## To do
Copy out each line of the data that holds the word "электронного".

## Source records
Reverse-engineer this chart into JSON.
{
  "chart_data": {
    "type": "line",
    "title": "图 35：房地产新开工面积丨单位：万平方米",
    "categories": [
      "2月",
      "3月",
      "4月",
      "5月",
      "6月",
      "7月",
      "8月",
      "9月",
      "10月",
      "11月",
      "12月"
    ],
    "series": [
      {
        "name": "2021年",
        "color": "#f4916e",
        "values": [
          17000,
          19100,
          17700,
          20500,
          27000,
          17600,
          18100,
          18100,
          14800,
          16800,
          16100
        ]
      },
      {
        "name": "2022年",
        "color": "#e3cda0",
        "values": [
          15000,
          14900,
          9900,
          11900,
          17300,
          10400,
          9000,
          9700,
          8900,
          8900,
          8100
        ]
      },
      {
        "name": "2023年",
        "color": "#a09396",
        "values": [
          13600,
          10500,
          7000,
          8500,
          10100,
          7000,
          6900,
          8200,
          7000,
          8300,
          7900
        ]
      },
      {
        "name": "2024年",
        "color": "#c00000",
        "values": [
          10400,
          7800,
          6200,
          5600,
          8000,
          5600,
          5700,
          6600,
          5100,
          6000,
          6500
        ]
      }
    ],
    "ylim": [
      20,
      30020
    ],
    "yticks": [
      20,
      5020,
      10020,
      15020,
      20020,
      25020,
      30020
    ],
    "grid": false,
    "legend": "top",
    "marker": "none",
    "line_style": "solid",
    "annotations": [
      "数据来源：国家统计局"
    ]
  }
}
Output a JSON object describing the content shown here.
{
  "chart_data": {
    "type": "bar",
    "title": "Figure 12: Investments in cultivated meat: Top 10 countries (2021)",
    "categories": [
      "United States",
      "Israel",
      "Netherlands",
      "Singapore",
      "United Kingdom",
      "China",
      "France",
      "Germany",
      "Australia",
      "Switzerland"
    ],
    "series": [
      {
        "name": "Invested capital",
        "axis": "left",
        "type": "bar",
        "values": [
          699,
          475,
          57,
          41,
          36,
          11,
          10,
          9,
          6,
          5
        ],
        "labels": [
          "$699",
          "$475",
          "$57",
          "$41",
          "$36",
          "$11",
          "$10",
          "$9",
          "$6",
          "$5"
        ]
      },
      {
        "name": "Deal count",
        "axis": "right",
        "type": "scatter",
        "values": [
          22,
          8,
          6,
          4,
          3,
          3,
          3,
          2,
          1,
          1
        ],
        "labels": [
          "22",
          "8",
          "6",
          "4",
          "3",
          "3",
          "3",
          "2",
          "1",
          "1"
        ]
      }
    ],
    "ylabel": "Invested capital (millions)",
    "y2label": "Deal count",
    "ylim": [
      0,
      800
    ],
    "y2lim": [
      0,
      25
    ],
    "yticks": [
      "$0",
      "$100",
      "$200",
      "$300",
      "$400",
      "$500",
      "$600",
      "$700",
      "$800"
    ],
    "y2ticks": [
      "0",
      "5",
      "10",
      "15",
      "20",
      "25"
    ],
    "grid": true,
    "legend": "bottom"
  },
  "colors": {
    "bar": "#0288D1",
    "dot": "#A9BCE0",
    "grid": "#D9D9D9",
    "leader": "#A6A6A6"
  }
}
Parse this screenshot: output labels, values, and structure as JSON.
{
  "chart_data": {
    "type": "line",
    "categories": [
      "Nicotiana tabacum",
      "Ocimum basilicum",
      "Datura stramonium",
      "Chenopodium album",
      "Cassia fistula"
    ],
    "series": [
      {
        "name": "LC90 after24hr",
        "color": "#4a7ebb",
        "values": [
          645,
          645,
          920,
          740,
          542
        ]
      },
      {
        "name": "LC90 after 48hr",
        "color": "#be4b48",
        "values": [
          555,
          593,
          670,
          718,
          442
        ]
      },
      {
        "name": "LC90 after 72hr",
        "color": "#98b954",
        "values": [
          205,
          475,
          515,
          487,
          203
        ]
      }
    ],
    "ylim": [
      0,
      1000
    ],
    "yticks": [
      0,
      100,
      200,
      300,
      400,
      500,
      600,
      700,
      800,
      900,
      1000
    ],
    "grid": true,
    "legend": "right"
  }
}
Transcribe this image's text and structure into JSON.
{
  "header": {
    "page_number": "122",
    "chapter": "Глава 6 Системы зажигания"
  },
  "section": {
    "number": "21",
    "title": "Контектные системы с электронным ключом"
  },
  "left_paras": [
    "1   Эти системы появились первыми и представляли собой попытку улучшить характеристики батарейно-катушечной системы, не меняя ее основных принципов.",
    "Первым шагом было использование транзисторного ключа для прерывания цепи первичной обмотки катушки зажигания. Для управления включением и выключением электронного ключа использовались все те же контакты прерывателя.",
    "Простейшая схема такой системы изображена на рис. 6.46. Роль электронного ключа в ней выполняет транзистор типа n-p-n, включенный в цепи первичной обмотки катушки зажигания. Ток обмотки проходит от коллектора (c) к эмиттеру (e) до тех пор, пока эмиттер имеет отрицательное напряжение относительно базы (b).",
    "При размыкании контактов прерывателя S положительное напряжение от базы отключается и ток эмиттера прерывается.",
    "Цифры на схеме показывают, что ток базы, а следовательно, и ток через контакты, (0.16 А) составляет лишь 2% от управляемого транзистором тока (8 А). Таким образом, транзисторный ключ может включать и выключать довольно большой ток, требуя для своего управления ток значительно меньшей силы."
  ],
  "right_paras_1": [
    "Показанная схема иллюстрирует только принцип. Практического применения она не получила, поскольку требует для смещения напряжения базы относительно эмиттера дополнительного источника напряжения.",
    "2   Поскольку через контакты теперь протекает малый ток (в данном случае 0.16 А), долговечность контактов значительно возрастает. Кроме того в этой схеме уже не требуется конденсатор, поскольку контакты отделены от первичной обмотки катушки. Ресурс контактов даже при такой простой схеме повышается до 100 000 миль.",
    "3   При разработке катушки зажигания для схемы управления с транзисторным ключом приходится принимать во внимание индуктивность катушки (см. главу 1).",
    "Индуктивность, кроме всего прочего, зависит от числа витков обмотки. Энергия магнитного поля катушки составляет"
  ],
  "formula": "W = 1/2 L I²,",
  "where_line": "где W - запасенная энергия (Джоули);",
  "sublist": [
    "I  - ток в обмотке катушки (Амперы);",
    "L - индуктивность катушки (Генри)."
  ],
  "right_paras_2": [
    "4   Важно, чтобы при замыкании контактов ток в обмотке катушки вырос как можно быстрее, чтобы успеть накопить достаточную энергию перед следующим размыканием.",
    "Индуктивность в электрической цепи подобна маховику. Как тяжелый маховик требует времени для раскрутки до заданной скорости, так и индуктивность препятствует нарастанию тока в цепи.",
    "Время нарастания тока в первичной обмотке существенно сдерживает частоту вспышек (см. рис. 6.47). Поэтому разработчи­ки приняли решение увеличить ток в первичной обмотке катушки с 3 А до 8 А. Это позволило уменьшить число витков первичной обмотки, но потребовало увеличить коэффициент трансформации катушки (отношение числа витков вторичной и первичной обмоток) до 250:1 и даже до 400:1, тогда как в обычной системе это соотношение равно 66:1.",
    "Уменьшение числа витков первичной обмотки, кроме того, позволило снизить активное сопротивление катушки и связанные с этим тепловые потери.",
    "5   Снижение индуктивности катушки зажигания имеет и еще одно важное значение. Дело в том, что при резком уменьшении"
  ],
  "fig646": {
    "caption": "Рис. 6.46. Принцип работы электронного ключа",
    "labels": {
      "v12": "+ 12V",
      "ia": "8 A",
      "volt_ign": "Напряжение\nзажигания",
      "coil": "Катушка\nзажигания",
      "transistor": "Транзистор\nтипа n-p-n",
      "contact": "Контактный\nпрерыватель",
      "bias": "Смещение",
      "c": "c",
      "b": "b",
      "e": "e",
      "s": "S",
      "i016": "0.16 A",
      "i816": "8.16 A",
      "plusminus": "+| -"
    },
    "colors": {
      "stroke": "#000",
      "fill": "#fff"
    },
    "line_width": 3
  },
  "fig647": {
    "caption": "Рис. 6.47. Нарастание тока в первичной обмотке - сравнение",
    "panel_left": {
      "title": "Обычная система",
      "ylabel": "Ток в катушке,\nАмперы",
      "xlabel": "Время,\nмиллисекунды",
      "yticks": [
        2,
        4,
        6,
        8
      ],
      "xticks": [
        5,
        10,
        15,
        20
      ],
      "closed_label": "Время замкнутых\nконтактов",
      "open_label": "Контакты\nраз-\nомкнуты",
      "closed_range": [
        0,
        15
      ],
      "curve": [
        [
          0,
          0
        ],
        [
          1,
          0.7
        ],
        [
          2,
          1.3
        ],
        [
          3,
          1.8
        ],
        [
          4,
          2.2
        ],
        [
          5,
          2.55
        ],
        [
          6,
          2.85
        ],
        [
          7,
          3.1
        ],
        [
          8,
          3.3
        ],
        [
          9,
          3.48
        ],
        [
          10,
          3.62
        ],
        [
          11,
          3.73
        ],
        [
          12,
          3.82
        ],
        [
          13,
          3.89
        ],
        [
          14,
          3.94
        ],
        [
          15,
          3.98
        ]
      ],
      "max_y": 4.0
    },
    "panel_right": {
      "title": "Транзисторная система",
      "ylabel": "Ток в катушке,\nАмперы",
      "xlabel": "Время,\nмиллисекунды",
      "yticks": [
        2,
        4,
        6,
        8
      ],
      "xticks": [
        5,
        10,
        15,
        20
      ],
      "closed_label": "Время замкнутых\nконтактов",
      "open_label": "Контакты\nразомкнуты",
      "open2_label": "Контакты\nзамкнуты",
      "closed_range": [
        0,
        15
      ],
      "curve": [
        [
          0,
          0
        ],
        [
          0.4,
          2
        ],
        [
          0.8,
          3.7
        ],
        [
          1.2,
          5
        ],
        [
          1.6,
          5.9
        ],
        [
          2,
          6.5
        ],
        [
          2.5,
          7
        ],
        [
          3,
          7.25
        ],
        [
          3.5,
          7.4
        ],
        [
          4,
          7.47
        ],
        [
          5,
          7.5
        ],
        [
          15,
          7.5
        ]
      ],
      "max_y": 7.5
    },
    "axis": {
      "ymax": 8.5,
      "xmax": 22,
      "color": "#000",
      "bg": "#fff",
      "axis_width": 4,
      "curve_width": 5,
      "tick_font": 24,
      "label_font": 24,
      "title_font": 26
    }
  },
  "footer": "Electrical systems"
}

## Exercise output
    "Первым шагом было использование транзисторного ключа для прерывания цепи первичной обмотки катушки зажигания. Для управления включением и выключением электронного ключа использовались все те же контакты прерывателя.",
    "Простейшая схема такой системы изображена на рис. 6.46. Роль электронного ключа в ней выполняет транзистор типа n-p-n, включенный в цепи первичной обмотки катушки зажигания. Ток обмотки проходит от коллектора (c) к эмиттеру (e) до тех пор, пока эмиттер имеет отрицательное напряжение относительно базы (b).",
    "caption": "Рис. 6.46. Принцип работы электронного ключа",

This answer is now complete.